Output the whole listing below. Keep it exact.
Top of RECORDS
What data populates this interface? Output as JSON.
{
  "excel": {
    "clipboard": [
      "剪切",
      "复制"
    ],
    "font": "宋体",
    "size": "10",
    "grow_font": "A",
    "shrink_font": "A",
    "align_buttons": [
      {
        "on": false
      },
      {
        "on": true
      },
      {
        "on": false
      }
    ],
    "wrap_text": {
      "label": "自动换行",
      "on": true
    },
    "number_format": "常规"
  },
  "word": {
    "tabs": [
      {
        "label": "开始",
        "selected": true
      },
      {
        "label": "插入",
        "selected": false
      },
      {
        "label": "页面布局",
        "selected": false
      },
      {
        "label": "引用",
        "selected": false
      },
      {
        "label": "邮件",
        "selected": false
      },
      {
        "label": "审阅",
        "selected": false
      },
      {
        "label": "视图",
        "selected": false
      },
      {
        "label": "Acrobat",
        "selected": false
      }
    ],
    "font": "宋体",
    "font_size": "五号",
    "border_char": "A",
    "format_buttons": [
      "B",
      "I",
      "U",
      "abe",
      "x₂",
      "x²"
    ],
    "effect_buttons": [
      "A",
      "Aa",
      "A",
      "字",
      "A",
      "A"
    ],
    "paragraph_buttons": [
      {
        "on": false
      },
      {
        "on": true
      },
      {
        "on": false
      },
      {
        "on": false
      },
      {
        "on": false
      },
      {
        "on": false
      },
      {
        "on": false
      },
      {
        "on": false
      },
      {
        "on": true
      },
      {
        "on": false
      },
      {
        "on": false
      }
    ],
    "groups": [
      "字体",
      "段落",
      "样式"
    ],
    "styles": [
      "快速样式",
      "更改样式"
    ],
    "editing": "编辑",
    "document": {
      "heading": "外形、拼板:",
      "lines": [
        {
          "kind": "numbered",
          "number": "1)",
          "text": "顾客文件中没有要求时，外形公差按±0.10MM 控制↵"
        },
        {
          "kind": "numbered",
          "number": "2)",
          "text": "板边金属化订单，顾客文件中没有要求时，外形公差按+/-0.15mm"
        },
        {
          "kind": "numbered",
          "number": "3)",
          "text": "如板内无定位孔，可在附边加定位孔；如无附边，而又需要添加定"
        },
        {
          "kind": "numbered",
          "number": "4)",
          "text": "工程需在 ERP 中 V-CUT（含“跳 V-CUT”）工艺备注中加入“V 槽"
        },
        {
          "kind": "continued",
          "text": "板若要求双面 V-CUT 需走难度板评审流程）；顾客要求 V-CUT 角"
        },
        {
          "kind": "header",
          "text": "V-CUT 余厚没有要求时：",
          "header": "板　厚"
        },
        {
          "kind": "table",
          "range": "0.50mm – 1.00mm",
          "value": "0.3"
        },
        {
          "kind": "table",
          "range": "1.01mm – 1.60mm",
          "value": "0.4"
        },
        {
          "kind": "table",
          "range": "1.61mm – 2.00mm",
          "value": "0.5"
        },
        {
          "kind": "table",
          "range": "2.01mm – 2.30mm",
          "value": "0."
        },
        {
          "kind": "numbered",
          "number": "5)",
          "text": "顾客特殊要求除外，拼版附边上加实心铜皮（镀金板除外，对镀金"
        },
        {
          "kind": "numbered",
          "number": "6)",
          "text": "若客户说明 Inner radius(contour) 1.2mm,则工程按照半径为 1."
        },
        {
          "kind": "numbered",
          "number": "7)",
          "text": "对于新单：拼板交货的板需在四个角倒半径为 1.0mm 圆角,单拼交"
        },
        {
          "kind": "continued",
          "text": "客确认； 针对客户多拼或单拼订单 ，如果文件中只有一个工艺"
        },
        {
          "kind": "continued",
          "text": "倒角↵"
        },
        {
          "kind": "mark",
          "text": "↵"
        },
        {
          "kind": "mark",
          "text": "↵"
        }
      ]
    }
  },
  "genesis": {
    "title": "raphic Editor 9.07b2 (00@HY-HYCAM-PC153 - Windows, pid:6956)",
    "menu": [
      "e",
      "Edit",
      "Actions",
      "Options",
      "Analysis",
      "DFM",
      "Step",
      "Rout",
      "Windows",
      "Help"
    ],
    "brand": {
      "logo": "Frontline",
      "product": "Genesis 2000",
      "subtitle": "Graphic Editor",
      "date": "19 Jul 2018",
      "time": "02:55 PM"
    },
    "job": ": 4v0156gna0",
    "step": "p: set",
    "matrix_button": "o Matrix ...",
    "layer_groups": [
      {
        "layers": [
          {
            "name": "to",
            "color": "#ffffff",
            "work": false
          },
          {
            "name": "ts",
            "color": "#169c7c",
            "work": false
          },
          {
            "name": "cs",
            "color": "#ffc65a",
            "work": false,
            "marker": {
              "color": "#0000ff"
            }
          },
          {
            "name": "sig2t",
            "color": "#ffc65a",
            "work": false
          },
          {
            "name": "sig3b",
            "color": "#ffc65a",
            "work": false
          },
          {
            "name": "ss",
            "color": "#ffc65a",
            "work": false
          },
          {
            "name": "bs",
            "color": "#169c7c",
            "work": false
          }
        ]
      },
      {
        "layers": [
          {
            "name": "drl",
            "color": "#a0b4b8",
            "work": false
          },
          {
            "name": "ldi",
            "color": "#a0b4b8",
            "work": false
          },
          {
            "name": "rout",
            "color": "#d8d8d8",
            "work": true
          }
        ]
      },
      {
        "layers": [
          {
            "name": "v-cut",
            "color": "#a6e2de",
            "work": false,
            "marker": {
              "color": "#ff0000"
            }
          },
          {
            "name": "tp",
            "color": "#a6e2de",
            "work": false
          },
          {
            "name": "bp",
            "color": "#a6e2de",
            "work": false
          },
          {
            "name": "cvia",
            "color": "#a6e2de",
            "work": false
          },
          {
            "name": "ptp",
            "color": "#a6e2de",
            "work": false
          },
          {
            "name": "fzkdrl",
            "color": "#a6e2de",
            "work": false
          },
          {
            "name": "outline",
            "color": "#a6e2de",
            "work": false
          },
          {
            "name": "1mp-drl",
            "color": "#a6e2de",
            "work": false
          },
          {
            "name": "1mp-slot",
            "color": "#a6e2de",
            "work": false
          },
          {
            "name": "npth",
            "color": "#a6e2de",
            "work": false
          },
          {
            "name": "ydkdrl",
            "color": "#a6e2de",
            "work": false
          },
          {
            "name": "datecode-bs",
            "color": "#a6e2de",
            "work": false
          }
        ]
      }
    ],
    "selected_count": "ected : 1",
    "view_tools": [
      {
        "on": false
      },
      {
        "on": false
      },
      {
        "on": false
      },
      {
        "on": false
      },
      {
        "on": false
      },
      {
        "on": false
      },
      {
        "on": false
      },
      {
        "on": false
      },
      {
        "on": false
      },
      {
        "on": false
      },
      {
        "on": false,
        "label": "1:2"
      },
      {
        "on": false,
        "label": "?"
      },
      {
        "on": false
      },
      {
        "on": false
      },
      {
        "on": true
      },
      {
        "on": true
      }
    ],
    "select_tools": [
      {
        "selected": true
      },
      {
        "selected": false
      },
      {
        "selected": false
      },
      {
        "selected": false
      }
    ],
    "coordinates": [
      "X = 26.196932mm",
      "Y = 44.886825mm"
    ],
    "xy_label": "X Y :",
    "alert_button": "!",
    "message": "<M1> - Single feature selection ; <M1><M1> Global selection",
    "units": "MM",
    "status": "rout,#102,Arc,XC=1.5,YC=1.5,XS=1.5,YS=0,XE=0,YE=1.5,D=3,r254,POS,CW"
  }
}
Bottom of RECORDS
* TASK RESULT:
What data populates this interface? Output as JSON.
{
  "excel": {
    "clipboard": [
      "剪切",
      "复制"
    ],
    "font": "宋体",
    "size": "10",
    "grow_font": "A",
    "shrink_font": "A",
    "align_buttons": [
      {
        "on": false
      },
      {
        "on": true
      },
      {
        "on": false
      }
    ],
    "wrap_text": {
      "label": "自动换行",
      "on": true
    },
    "number_format": "常规"
  },
  "word": {
    "tabs": [
      {
        "label": "开始",
        "selected": true
      },
      {
        "label": "插入",
        "selected": false
      },
      {
        "label": "页面布局",
        "selected": false
      },
      {
        "label": "引用",
        "selected": false
      },
      {
        "label": "邮件",
        "selected": false
      },
      {
        "label": "审阅",
        "selected": false
      },
      {
        "label": "视图",
        "selected": false
      },
      {
        "label": "Acrobat",
        "selected": false
      }
    ],
    "font": "宋体",
    "font_size": "五号",
    "border_char": "A",
    "format_buttons": [
      "B",
      "I",
      "U",
      "abe",
      "x₂",
      "x²"
    ],
    "effect_buttons": [
      "A",
      "Aa",
      "A",
      "字",
      "A",
      "A"
    ],
    "paragraph_buttons": [
      {
        "on": false
      },
      {
        "on": true
      },
      {
        "on": false
      },
      {
        "on": false
      },
      {
        "on": false
      },
      {
        "on": false
      },
      {
        "on": false
      },
      {
        "on": false
      },
      {
        "on": true
      },
      {
        "on": false
      },
      {
        "on": false
      }
    ],
    "groups": [
      "字体",
      "段落",
      "样式"
    ],
    "styles": [
      "快速样式",
      "更改样式"
    ],
    "editing": "编辑",
    "document": {
      "heading": "外形、拼板:",
      "lines": [
        {
          "kind": "numbered",
          "number": "1)",
          "text": "顾客文件中没有要求时，外形公差按±0.10MM 控制↵"
        },
        {
          "kind": "numbered",
          "number": "2)",
          "text": "板边金属化订单，顾客文件中没有要求时，外形公差按+/-0.15mm"
        },
        {
          "kind": "numbered",
          "number": "3)",
          "text": "如板内无定位孔，可在附边加定位孔；如无附边，而又需要添加定"
        },
        {
          "kind": "numbered",
          "number": "4)",
          "text": "工程需在 ERP 中 V-CUT（含“跳 V-CUT”）工艺备注中加入“V 槽"
        },
        {
          "kind": "continued",
          "text": "板若要求双面 V-CUT 需走难度板评审流程）；顾客要求 V-CUT 角"
        },
        {
          "kind": "header",
          "text": "V-CUT 余厚没有要求时：",
          "header": "板　厚"
        },
        {
          "kind": "table",
          "range": "0.50mm – 1.00mm",
          "value": "0.3"
        },
        {
          "kind": "table",
          "range": "1.01mm – 1.60mm",
          "value": "0.4"
        },
        {
          "kind": "table",
          "range": "1.61mm – 2.00mm",
          "value": "0.5"
        },
        {
          "kind": "table",
          "range": "2.01mm – 2.30mm",
          "value": "0."
        },
        {
          "kind": "numbered",
          "number": "5)",
          "text": "顾客特殊要求除外，拼版附边上加实心铜皮（镀金板除外，对镀金"
        },
        {
          "kind": "numbered",
          "number": "6)",
          "text": "若客户说明 Inner radius(contour) 1.2mm,则工程按照半径为 1."
        },
        {
          "kind": "numbered",
          "number": "7)",
          "text": "对于新单：拼板交货的板需在四个角倒半径为 1.0mm 圆角,单拼交"
        },
        {
          "kind": "continued",
          "text": "客确认； 针对客户多拼或单拼订单 ，如果文件中只有一个工艺"
        },
        {
          "kind": "continued",
          "text": "倒角↵"
        },
        {
          "kind": "mark",
          "text": "↵"
        },
        {
          "kind": "mark",
          "text": "↵"
        }
      ]
    }
  },
  "genesis": {
    "title": "raphic Editor 9.07b2 (00@HY-HYCAM-PC153 - Windows, pid:6956)",
    "menu": [
      "e",
      "Edit",
      "Actions",
      "Options",
      "Analysis",
      "DFM",
      "Step",
      "Rout",
      "Windows",
      "Help"
    ],
    "brand": {
      "logo": "Frontline",
      "product": "Genesis 2000",
      "subtitle": "Graphic Editor",
      "date": "19 Jul 2018",
      "time": "02:55 PM"
    },
    "job": ": 4v0156gna0",
    "step": "p: set",
    "matrix_button": "o Matrix ...",
    "layer_groups": [
      {
        "layers": [
          {
            "name": "to",
            "color": "#ffffff",
            "work": false
          },
          {
            "name": "ts",
            "color": "#169c7c",
            "work": false
          },
          {
            "name": "cs",
            "color": "#ffc65a",
            "work": false,
            "marker": {
              "color": "#0000ff"
            }
          },
          {
            "name": "sig2t",
            "color": "#ffc65a",
            "work": false
          },
          {
            "name": "sig3b",
            "color": "#ffc65a",
            "work": false
          },
          {
            "name": "ss",
            "color": "#ffc65a",
            "work": false
          },
          {
            "name": "bs",
            "color": "#169c7c",
            "work": false
          }
        ]
      },
      {
        "layers": [
          {
            "name": "drl",
            "color": "#a0b4b8",
            "work": false
          },
          {
            "name": "ldi",
            "color": "#a0b4b8",
            "work": false
          },
          {
            "name": "rout",
            "color": "#d8d8d8",
            "work": true
          }
        ]
      },
      {
        "layers": [
          {
            "name": "v-cut",
            "color": "#a6e2de",
            "work": false,
            "marker": {
              "color": "#ff0000"
            }
          },
          {
            "name": "tp",
            "color": "#a6e2de",
            "work": false
          },
          {
            "name": "bp",
            "color": "#a6e2de",
            "work": false
          },
          {
            "name": "cvia",
            "color": "#a6e2de",
            "work": false
          },
          {
            "name": "ptp",
            "color": "#a6e2de",
            "work": false
          },
          {
            "name": "fzkdrl",
            "color": "#a6e2de",
            "work": false
          },
          {
            "name": "outline",
            "color": "#a6e2de",
            "work": false
          },
          {
            "name": "1mp-drl",
            "color": "#a6e2de",
            "work": false
          },
          {
            "name": "1mp-slot",
            "color": "#a6e2de",
            "work": false
          },
          {
            "name": "npth",
            "color": "#a6e2de",
            "work": false
          },
          {
            "name": "ydkdrl",
            "color": "#a6e2de",
            "work": false
          },
          {
            "name": "datecode-bs",
            "color": "#a6e2de",
            "work": false
          }
        ]
      }
    ],
    "selected_count": "ected : 1",
    "view_tools": [
      {
        "on": false
      },
      {
        "on": false
      },
      {
        "on": false
      },
      {
        "on": false
      },
      {
        "on": false
      },
      {
        "on": false
      },
      {
        "on": false
      },
      {
        "on": false
      },
      {
        "on": false
      },
      {
        "on": false
      },
      {
        "on": false,
        "label": "1:2"
      },
      {
        "on": false,
        "label": "?"
      },
      {
        "on": false
      },
      {
        "on": false
      },
      {
        "on": true
      },
      {
        "on": true
      }
    ],
    "select_tools": [
      {
        "selected": true
      },
      {
        "selected": false
      },
      {
        "selected": false
      },
      {
        "selected": false
      }
    ],
    "coordinates": [
      "X = 26.196932mm",
      "Y = 44.886825mm"
    ],
    "xy_label": "X Y :",
    "alert_button": "!",
    "message": "<M1> - Single feature selection ; <M1><M1> Global selection",
    "units": "MM",
    "status": "rout,#102,Arc,XC=1.5,YC=1.5,XS=1.5,YS=0,XE=0,YE=1.5,D=3,r254,POS,CW"
  }
}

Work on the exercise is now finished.